— Requirement —
Return every line below in which "function" appears.

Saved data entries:
#####

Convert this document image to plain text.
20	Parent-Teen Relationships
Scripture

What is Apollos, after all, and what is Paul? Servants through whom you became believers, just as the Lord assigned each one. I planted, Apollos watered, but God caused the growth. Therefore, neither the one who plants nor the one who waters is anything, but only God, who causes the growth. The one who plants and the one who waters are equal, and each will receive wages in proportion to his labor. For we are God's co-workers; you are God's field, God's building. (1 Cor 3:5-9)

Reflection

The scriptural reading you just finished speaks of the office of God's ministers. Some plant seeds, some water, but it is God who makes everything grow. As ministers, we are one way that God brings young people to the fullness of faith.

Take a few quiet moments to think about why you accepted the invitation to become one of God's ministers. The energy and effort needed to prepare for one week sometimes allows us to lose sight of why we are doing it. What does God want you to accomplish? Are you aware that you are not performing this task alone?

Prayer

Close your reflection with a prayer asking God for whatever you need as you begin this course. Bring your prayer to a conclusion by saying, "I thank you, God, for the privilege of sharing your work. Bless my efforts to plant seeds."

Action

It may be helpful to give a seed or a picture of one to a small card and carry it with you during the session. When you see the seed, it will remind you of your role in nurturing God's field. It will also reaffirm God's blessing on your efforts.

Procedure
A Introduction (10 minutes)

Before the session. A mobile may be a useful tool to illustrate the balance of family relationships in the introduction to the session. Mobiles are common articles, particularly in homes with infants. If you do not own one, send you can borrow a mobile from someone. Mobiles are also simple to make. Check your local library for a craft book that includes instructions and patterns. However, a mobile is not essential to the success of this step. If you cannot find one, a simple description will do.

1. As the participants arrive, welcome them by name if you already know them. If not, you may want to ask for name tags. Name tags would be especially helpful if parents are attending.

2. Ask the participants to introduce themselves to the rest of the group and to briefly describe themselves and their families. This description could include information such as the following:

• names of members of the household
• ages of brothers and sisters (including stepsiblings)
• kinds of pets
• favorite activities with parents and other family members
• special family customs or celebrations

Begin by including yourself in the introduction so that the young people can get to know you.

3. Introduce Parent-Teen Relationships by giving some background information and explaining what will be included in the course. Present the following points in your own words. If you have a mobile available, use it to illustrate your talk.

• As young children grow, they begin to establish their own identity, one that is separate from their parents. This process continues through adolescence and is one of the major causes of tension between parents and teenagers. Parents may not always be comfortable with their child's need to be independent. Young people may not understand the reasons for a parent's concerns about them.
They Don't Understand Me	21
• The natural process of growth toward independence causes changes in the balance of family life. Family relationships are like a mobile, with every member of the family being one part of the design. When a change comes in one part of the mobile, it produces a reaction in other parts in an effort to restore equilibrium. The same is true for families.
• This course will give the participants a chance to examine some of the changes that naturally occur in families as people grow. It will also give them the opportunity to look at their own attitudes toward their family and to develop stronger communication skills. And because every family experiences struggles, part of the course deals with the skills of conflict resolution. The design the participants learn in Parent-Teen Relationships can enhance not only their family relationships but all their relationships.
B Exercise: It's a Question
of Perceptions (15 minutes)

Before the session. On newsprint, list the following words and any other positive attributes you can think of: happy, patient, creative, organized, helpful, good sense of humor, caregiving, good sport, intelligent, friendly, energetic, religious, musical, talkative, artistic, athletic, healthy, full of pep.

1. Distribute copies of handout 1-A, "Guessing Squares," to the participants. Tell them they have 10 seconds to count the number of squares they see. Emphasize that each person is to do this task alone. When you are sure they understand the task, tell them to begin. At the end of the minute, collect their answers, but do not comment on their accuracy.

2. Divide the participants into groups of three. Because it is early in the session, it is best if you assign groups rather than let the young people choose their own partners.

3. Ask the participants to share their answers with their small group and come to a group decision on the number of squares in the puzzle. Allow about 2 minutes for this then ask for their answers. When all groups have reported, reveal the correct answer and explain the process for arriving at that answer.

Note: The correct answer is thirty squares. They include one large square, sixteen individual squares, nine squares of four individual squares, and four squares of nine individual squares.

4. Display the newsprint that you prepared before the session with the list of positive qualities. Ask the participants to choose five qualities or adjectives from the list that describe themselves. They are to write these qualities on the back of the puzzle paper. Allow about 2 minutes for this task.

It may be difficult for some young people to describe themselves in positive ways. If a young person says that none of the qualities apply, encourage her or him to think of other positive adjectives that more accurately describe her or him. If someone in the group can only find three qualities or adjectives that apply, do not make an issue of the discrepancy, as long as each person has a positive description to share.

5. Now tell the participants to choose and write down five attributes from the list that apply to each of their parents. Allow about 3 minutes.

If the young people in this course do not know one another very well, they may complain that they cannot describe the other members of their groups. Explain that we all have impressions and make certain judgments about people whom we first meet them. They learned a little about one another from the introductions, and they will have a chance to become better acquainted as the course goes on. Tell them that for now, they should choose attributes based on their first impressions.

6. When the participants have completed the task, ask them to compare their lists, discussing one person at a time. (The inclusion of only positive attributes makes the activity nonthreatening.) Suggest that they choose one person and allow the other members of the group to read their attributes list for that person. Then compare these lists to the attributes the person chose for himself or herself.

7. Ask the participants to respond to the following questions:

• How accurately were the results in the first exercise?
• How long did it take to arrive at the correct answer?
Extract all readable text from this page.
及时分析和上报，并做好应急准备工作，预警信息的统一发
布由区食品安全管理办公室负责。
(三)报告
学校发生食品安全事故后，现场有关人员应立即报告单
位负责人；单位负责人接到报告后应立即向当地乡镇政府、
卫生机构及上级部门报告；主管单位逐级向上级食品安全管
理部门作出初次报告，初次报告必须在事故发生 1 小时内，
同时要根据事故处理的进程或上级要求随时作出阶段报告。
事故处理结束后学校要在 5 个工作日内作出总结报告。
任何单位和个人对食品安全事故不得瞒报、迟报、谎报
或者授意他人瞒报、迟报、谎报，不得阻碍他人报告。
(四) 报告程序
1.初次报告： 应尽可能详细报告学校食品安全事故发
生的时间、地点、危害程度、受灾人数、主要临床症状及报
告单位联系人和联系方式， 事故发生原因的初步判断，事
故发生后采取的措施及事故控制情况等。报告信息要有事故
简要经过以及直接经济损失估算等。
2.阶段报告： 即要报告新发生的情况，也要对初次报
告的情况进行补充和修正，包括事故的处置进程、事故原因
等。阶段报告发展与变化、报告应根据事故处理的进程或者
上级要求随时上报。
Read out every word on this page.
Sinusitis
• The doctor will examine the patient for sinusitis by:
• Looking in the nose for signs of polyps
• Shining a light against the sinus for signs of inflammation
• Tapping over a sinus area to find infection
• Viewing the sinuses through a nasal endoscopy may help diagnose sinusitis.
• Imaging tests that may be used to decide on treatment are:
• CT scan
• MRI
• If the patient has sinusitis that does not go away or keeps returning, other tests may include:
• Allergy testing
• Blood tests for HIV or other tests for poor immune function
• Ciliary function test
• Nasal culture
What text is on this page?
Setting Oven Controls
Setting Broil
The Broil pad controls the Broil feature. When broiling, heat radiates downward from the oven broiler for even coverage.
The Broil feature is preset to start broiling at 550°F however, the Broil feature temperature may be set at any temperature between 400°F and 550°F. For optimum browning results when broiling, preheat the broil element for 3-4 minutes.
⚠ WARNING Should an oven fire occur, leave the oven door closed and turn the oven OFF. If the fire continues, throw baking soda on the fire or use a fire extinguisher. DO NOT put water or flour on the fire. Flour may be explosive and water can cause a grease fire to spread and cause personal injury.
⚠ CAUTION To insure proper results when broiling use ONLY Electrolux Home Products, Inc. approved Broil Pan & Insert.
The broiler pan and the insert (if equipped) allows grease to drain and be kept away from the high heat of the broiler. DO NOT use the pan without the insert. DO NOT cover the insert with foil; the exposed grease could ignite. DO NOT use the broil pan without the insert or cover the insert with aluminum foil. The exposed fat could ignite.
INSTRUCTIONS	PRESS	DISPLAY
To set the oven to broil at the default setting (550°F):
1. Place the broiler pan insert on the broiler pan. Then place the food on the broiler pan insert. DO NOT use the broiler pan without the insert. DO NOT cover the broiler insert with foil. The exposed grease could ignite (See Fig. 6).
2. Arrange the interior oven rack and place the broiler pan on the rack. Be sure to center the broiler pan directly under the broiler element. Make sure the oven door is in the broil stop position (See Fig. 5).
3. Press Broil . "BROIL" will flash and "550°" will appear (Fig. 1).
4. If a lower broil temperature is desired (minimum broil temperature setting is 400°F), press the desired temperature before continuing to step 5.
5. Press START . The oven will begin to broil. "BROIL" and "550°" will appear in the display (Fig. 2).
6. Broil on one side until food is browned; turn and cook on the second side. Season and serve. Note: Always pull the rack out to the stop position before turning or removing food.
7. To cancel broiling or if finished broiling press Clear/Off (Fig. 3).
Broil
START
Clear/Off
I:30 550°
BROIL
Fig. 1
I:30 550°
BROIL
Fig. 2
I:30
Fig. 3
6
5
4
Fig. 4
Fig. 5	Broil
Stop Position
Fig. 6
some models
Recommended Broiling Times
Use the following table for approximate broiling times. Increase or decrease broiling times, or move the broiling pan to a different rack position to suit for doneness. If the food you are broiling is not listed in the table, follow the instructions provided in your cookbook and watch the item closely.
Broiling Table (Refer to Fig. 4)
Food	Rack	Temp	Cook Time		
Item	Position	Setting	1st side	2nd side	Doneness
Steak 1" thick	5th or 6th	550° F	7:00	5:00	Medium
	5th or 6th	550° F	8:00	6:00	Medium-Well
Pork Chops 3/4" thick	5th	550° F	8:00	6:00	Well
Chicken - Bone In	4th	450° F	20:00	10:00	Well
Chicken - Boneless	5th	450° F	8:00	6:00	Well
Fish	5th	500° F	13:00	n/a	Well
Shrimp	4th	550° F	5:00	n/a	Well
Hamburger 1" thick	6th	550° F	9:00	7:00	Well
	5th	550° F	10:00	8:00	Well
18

#####

— Solution for this exercise —
• Blood tests for HIV or other tests for poor immune function
• Ciliary function test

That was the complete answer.